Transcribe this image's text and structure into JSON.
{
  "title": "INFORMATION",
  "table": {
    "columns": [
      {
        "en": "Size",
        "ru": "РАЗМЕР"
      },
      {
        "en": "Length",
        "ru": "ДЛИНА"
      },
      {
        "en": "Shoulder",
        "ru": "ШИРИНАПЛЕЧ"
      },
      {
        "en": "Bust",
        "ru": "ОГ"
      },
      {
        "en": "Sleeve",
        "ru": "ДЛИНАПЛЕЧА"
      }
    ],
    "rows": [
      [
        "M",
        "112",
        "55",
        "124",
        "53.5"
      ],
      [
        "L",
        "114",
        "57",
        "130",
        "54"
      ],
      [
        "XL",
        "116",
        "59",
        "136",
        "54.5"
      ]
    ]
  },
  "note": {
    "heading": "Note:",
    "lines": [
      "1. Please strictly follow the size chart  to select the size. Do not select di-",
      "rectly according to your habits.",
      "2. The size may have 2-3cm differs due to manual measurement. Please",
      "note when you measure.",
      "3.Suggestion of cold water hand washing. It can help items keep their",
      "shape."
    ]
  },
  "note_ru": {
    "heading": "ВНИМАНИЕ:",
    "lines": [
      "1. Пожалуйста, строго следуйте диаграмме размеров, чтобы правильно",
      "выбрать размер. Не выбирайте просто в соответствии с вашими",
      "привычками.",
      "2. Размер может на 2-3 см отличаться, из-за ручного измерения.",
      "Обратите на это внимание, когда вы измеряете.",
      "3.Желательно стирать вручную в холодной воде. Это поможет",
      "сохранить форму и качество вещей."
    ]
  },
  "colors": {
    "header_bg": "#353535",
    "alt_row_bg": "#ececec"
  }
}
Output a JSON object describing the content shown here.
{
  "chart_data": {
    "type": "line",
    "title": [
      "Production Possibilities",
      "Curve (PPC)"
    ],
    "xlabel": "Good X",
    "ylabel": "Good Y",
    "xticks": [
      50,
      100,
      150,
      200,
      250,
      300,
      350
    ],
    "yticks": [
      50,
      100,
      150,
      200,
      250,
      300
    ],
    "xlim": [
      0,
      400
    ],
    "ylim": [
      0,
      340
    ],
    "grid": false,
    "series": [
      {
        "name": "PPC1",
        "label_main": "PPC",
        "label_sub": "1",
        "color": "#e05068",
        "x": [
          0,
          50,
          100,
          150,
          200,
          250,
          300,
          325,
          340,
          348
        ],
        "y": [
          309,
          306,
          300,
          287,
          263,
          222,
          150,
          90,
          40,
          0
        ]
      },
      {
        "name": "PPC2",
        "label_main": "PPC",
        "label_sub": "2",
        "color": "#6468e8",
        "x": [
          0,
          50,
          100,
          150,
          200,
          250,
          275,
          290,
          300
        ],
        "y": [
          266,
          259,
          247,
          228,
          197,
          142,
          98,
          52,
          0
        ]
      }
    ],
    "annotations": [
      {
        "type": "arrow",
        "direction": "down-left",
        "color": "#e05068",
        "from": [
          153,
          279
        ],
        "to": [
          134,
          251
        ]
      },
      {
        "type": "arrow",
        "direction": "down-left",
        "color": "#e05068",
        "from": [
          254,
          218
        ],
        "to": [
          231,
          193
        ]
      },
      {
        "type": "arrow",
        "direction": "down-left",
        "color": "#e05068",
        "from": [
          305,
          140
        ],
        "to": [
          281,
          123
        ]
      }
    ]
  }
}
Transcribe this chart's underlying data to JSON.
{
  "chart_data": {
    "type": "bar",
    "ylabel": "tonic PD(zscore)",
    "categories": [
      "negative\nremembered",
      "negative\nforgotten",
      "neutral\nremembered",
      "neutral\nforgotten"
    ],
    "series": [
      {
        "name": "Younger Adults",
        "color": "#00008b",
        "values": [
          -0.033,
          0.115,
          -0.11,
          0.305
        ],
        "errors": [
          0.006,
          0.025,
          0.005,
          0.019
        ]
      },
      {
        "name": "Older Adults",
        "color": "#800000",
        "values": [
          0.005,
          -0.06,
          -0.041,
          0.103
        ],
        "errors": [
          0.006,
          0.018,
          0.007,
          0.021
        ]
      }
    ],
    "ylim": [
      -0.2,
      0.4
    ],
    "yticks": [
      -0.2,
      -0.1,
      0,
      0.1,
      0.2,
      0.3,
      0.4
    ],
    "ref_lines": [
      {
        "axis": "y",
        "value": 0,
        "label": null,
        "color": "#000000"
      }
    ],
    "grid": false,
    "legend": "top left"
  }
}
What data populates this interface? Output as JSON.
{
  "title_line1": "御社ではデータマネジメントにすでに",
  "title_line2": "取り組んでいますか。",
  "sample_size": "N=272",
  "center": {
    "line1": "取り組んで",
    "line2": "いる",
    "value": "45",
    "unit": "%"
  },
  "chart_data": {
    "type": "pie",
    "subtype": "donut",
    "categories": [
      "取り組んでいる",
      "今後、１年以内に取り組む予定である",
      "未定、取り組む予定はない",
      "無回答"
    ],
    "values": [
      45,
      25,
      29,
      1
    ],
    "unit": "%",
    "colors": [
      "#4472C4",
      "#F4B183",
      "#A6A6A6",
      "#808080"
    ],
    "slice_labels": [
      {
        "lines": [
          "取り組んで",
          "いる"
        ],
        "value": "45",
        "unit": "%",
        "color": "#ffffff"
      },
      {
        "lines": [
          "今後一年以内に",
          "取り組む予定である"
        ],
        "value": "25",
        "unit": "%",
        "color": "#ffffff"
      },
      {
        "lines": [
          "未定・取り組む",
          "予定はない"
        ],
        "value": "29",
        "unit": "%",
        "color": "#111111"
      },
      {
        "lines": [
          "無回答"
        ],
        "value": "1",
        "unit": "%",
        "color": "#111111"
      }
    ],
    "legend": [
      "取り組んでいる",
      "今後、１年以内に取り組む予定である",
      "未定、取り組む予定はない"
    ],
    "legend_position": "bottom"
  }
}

● ● ● ● ● ● ●

> _GOAL_: Pull out every line of the records above that contains the word "Transcribe".

> _OUTPUT FOR THIS TASK_:
Transcribe this image's text and structure into JSON.
Transcribe this chart's underlying data to JSON.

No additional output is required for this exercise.